#### Short problem:
Without the pictures, reproduce the records that follow exactly.

#### Entries supplied:
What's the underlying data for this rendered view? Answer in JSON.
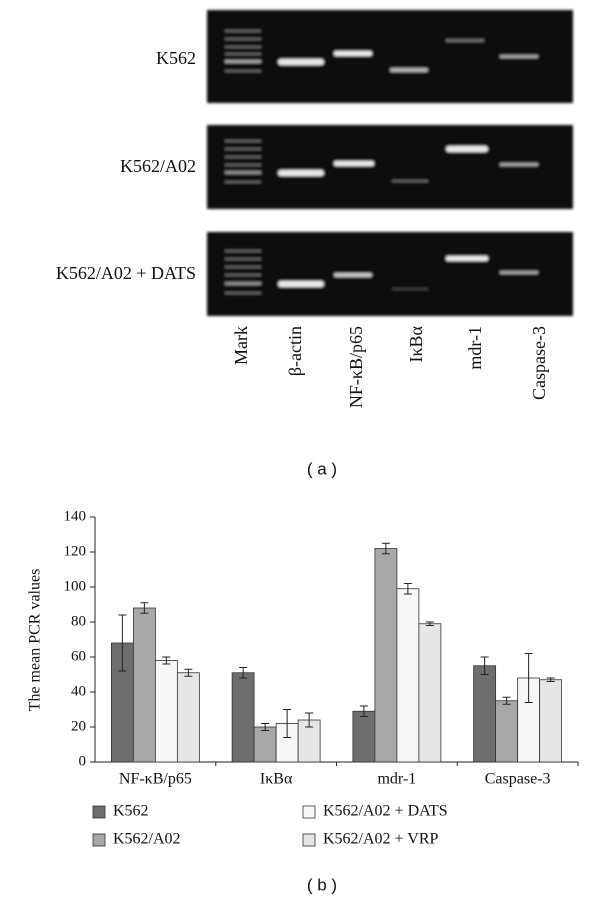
{
  "panel_labels": [
    "( a )",
    "( b )"
  ],
  "gel": {
    "row_labels": [
      "K562",
      "K562/A02",
      "K562/A02 + DATS"
    ],
    "lane_labels": [
      "Mark",
      "β-actin",
      "NF-κB/p65",
      "IκBα",
      "mdr-1",
      "Caspase-3"
    ]
  },
  "chart_data": {
    "type": "bar",
    "y_label": "The mean PCR values",
    "categories": [
      "NF-κB/p65",
      "IκBα",
      "mdr-1",
      "Caspase-3"
    ],
    "series": [
      {
        "name": "K562",
        "color": "#6e6e6e",
        "values": [
          68,
          51,
          29,
          55
        ],
        "errors": [
          16,
          3,
          3,
          5
        ]
      },
      {
        "name": "K562/A02",
        "color": "#a8a8a8",
        "values": [
          88,
          20,
          122,
          35
        ],
        "errors": [
          3,
          2,
          3,
          2
        ]
      },
      {
        "name": "K562/A02 + DATS",
        "color": "#f7f7f7",
        "values": [
          58,
          22,
          99,
          48
        ],
        "errors": [
          2,
          8,
          3,
          14
        ]
      },
      {
        "name": "K562/A02 + VRP",
        "color": "#e6e6e6",
        "values": [
          51,
          24,
          79,
          47
        ],
        "errors": [
          2,
          4,
          1,
          1
        ]
      }
    ],
    "ylim": [
      0,
      140
    ],
    "yticks": [
      0,
      20,
      40,
      60,
      80,
      100,
      120,
      140
    ]
  }
}
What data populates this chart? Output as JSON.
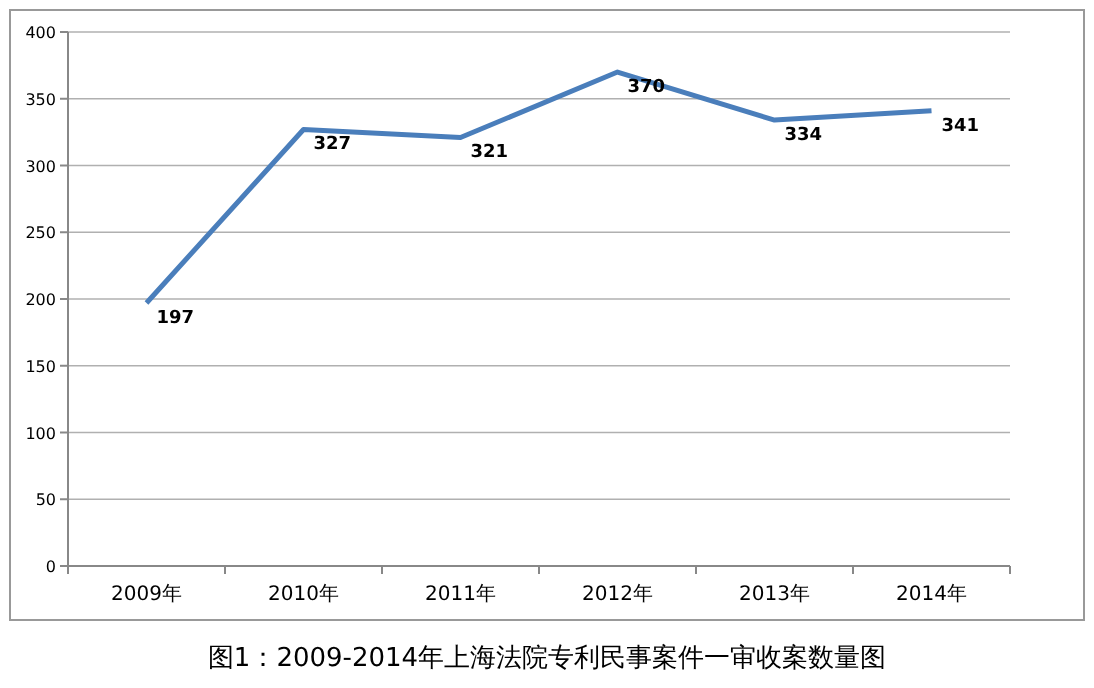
{
  "chart_data": {
    "type": "line",
    "title": "图1：2009-2014年上海法院专利民事案件一审收案数量图",
    "categories": [
      "2009年",
      "2010年",
      "2011年",
      "2012年",
      "2013年",
      "2014年"
    ],
    "series": [
      {
        "color": "#4a7ebb",
        "values": [
          197,
          327,
          321,
          370,
          334,
          341
        ]
      }
    ],
    "ylim": [
      0,
      400
    ],
    "yticks": [
      0,
      50,
      100,
      150,
      200,
      250,
      300,
      350,
      400
    ],
    "grid": "y",
    "data_labels": true,
    "marker": "none",
    "line_style": "solid"
  }
}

#### Task output:
What's the underlying data for this rendered view? Answer in JSON.
{
  "panel_labels": [
    "( a )",
    "( b )"
  ],
  "gel": {
    "row_labels": [
      "K562",
      "K562/A02",
      "K562/A02 + DATS"
    ],
    "lane_labels": [
      "Mark",
      "β-actin",
      "NF-κB/p65",
      "IκBα",
      "mdr-1",
      "Caspase-3"
    ]
  },
  "chart_data": {
    "type": "bar",
    "y_label": "The mean PCR values",
    "categories": [
      "NF-κB/p65",
      "IκBα",
      "mdr-1",
      "Caspase-3"
    ],
    "series": [
      {
        "name": "K562",
        "color": "#6e6e6e",
        "values": [
          68,
          51,
          29,
          55
        ],
        "errors": [
          16,
          3,
          3,
          5
        ]
      },
      {
        "name": "K562/A02",
        "color": "#a8a8a8",
        "values": [
          88,
          20,
          122,
          35
        ],
        "errors": [
          3,
          2,
          3,
          2
        ]
      },
      {
        "name": "K562/A02 + DATS",
        "color": "#f7f7f7",
        "values": [
          58,
          22,
          99,
          48
        ],
        "errors": [
          2,
          8,
          3,
          14
        ]
      },
      {
        "name": "K562/A02 + VRP",
        "color": "#e6e6e6",
        "values": [
          51,
          24,
          79,
          47
        ],
        "errors": [
          2,
          4,
          1,
          1
        ]
      }
    ],
    "ylim": [
      0,
      140
    ],
    "yticks": [
      0,
      20,
      40,
      60,
      80,
      100,
      120,
      140
    ]
  }
}
What data populates this chart? Output as JSON.
{
  "chart_data": {
    "type": "line",
    "title": "图1：2009-2014年上海法院专利民事案件一审收案数量图",
    "categories": [
      "2009年",
      "2010年",
      "2011年",
      "2012年",
      "2013年",
      "2014年"
    ],
    "series": [
      {
        "color": "#4a7ebb",
        "values": [
          197,
          327,
          321,
          370,
          334,
          341
        ]
      }
    ],
    "ylim": [
      0,
      400
    ],
    "yticks": [
      0,
      50,
      100,
      150,
      200,
      250,
      300,
      350,
      400
    ],
    "grid": "y",
    "data_labels": true,
    "marker": "none",
    "line_style": "solid"
  }
}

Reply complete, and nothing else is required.